* _WHAT NEEDS TO BE DONE_: Keep only the lines of the listing that include the word "уголовного", and copy them.

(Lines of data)

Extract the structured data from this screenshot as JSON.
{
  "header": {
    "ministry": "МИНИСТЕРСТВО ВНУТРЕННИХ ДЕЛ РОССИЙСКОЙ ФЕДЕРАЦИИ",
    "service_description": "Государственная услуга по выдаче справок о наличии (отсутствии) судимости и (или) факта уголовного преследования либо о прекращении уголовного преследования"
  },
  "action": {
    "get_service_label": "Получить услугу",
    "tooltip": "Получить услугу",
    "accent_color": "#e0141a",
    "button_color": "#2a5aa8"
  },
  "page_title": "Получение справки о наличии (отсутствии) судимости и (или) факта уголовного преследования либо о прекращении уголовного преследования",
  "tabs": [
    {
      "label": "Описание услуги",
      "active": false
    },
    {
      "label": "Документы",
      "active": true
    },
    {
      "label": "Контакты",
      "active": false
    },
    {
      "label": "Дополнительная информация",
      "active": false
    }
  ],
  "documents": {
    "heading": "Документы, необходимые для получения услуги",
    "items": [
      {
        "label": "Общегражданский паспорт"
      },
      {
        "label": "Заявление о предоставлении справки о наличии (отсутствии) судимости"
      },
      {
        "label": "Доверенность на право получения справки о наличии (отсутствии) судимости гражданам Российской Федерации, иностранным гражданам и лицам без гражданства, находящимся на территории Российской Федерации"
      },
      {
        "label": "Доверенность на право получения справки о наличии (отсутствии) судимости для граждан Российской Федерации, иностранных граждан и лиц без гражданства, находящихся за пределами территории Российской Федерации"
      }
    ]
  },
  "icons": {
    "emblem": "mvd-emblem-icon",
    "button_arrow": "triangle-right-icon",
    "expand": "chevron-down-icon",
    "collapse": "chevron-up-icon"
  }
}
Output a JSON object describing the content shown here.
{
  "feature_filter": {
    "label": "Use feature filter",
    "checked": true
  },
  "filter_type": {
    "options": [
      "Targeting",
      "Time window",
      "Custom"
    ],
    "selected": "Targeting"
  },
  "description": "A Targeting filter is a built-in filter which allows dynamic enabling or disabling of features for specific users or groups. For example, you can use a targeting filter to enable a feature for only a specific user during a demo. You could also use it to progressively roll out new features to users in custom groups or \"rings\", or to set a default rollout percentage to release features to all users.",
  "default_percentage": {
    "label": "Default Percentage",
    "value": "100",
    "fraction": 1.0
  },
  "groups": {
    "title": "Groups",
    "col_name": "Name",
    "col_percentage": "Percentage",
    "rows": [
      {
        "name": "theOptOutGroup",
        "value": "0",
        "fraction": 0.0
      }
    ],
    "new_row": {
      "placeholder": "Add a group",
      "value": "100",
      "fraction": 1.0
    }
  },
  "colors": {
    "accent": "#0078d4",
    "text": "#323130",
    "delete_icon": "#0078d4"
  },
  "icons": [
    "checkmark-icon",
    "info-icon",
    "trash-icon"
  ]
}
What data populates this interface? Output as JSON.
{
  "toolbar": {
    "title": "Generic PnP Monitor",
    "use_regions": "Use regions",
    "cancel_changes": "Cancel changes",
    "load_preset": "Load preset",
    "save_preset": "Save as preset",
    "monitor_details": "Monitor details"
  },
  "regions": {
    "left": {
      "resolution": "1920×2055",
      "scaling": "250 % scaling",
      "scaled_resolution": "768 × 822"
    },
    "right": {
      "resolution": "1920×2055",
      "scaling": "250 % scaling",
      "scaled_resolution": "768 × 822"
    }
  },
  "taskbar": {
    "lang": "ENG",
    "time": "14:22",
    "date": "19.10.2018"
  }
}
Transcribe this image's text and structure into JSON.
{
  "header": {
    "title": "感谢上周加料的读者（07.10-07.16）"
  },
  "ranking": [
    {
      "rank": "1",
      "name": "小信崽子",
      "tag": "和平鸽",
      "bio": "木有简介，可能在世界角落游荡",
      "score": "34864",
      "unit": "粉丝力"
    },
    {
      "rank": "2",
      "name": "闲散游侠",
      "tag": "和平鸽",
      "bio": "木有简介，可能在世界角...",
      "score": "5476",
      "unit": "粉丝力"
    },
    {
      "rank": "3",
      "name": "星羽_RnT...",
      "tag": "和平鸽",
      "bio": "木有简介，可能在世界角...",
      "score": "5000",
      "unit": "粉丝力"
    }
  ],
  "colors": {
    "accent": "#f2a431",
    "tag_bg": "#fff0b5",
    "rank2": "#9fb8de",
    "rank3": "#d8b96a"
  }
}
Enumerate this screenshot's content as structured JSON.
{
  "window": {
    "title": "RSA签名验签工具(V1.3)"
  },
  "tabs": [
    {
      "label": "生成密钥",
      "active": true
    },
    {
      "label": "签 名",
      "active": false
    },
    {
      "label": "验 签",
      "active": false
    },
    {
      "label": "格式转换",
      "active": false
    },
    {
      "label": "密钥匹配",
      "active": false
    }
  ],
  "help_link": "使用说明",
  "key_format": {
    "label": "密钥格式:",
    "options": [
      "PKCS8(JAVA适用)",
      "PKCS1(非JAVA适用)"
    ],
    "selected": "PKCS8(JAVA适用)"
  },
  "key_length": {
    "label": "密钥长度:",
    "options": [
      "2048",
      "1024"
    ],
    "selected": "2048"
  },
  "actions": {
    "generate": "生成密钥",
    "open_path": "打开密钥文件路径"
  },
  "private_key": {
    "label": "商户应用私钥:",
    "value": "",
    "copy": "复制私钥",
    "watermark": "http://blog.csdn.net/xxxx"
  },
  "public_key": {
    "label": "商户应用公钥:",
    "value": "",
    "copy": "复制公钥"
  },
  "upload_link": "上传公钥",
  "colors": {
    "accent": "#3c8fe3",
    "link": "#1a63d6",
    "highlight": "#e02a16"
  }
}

* _SOLVED EXERCISE_:
    "service_description": "Государственная услуга по выдаче справок о наличии (отсутствии) судимости и (или) факта уголовного преследования либо о прекращении уголовного преследования"
  "page_title": "Получение справки о наличии (отсутствии) судимости и (или) факта уголовного преследования либо о прекращении уголовного преследования",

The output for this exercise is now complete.